[Dataset items]
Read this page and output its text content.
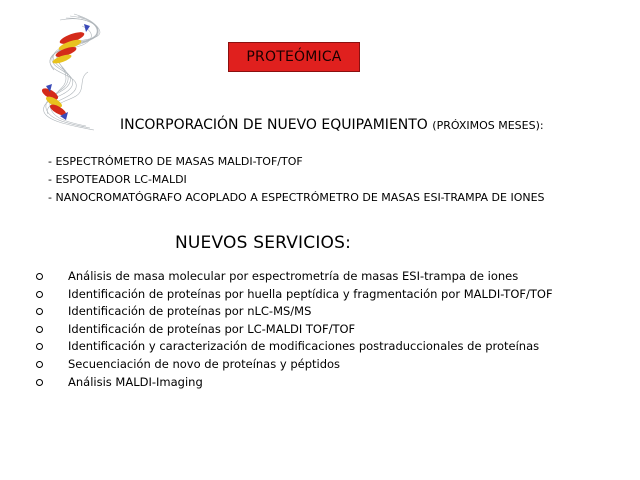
PROTEÓMICA
INCORPORACIÓN DE NUEVO EQUIPAMIENTO (PRÓXIMOS MESES):
- ESPECTRÓMETRO DE MASAS MALDI-TOF/TOF
- ESPOTEADOR LC-MALDI
- NANOCROMATÓGRAFO ACOPLADO A ESPECTRÓMETRO DE MASAS ESI-TRAMPA DE IONES
NUEVOS SERVICIOS:
Análisis de masa molecular por espectrometría de masas ESI-trampa de iones
Identificación de proteínas por huella peptídica y fragmentación por MALDI-TOF/TOF
Identificación de proteínas por nLC-MS/MS
Identificación de proteínas por LC-MALDI TOF/TOF
Identificación y caracterización de modificaciones postraduccionales de proteínas
Secuenciación de novo de proteínas y péptidos
Análisis MALDI-Imaging
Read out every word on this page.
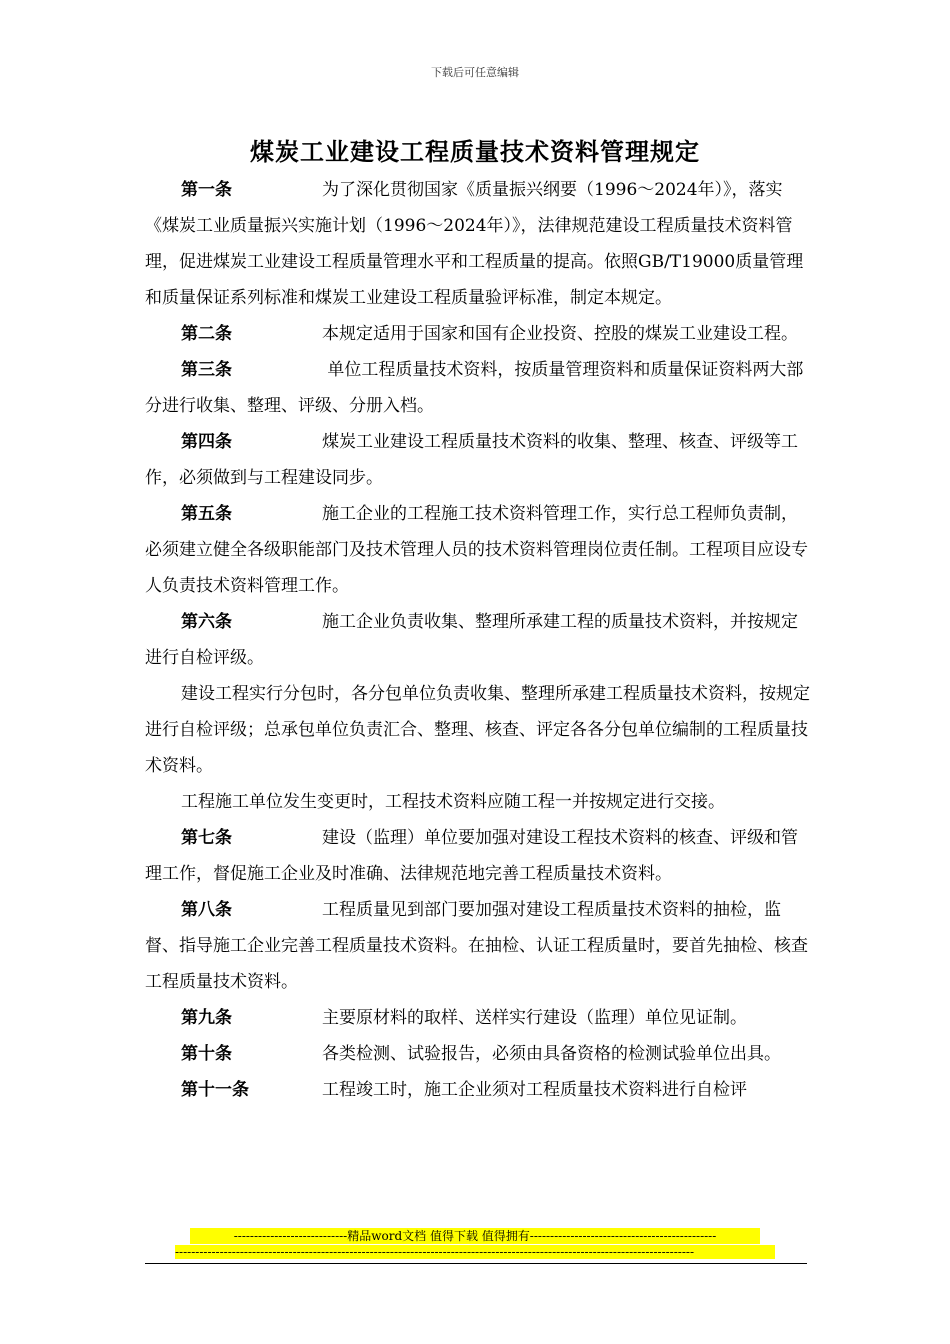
下载后可任意编辑
煤炭工业建设工程质量技术资料管理规定

第一条	为了深化贯彻国家《质量振兴纲要（1996～2024年）》，落实《煤炭工业质量振兴实施计划（1996～2024年）》，法律规范建设工程质量技术资料管理，促进煤炭工业建设工程质量管理水平和工程质量的提高。依照GB/T19000质量管理和质量保证系列标准和煤炭工业建设工程质量验评标准，制定本规定。

第二条	本规定适用于国家和国有企业投资、控股的煤炭工业建设工程。

第三条	单位工程质量技术资料，按质量管理资料和质量保证资料两大部分进行收集、整理、评级、分册入档。

第四条	煤炭工业建设工程质量技术资料的收集、整理、核查、评级等工作，必须做到与工程建设同步。

第五条	施工企业的工程施工技术资料管理工作，实行总工程师负责制，必须建立健全各级职能部门及技术管理人员的技术资料管理岗位责任制。工程项目应设专人负责技术资料管理工作。

第六条	施工企业负责收集、整理所承建工程的质量技术资料，并按规定进行自检评级。

建设工程实行分包时，各分包单位负责收集、整理所承建工程质量技术资料，按规定进行自检评级；总承包单位负责汇合、整理、核查、评定各各分包单位编制的工程质量技术资料。

工程施工单位发生变更时，工程技术资料应随工程一并按规定进行交接。

第七条	建设（监理）单位要加强对建设工程技术资料的核查、评级和管理工作，督促施工企业及时准确、法律规范地完善工程质量技术资料。

第八条	工程质量见到部门要加强对建设工程质量技术资料的抽检，监督、指导施工企业完善工程质量技术资料。在抽检、认证工程质量时，要首先抽检、核查工程质量技术资料。

第九条	主要原材料的取样、送样实行建设（监理）单位见证制。

第十条	各类检测、试验报告，必须由具备资格的检测试验单位出具。

第十一条	工程竣工时，施工企业须对工程质量技术资料进行自检评

----------------------------精品word文档 值得下载 值得拥有----------------------------------------------
--------------------------------------------------------------------------------------------------------------------------------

**Work instructions:** Transcribe the records above verbatim. Do not carry over any picture.

**Task output:**
Read this page and output its text content.
PROTEÓMICA
INCORPORACIÓN DE NUEVO EQUIPAMIENTO (PRÓXIMOS MESES):
- ESPECTRÓMETRO DE MASAS MALDI-TOF/TOF
- ESPOTEADOR LC-MALDI
- NANOCROMATÓGRAFO ACOPLADO A ESPECTRÓMETRO DE MASAS ESI-TRAMPA DE IONES
NUEVOS SERVICIOS:
Análisis de masa molecular por espectrometría de masas ESI-trampa de iones
Identificación de proteínas por huella peptídica y fragmentación por MALDI-TOF/TOF
Identificación de proteínas por nLC-MS/MS
Identificación de proteínas por LC-MALDI TOF/TOF
Identificación y caracterización de modificaciones postraduccionales de proteínas
Secuenciación de novo de proteínas y péptidos
Análisis MALDI-Imaging
Read out every word on this page.
下载后可任意编辑
煤炭工业建设工程质量技术资料管理规定

第一条	为了深化贯彻国家《质量振兴纲要（1996～2024年）》，落实《煤炭工业质量振兴实施计划（1996～2024年）》，法律规范建设工程质量技术资料管理，促进煤炭工业建设工程质量管理水平和工程质量的提高。依照GB/T19000质量管理和质量保证系列标准和煤炭工业建设工程质量验评标准，制定本规定。

第二条	本规定适用于国家和国有企业投资、控股的煤炭工业建设工程。

第三条	单位工程质量技术资料，按质量管理资料和质量保证资料两大部分进行收集、整理、评级、分册入档。

第四条	煤炭工业建设工程质量技术资料的收集、整理、核查、评级等工作，必须做到与工程建设同步。

第五条	施工企业的工程施工技术资料管理工作，实行总工程师负责制，必须建立健全各级职能部门及技术管理人员的技术资料管理岗位责任制。工程项目应设专人负责技术资料管理工作。

第六条	施工企业负责收集、整理所承建工程的质量技术资料，并按规定进行自检评级。

建设工程实行分包时，各分包单位负责收集、整理所承建工程质量技术资料，按规定进行自检评级；总承包单位负责汇合、整理、核查、评定各各分包单位编制的工程质量技术资料。

工程施工单位发生变更时，工程技术资料应随工程一并按规定进行交接。

第七条	建设（监理）单位要加强对建设工程技术资料的核查、评级和管理工作，督促施工企业及时准确、法律规范地完善工程质量技术资料。

第八条	工程质量见到部门要加强对建设工程质量技术资料的抽检，监督、指导施工企业完善工程质量技术资料。在抽检、认证工程质量时，要首先抽检、核查工程质量技术资料。

第九条	主要原材料的取样、送样实行建设（监理）单位见证制。

第十条	各类检测、试验报告，必须由具备资格的检测试验单位出具。

第十一条	工程竣工时，施工企业须对工程质量技术资料进行自检评

----------------------------精品word文档 值得下载 值得拥有----------------------------------------------
--------------------------------------------------------------------------------------------------------------------------------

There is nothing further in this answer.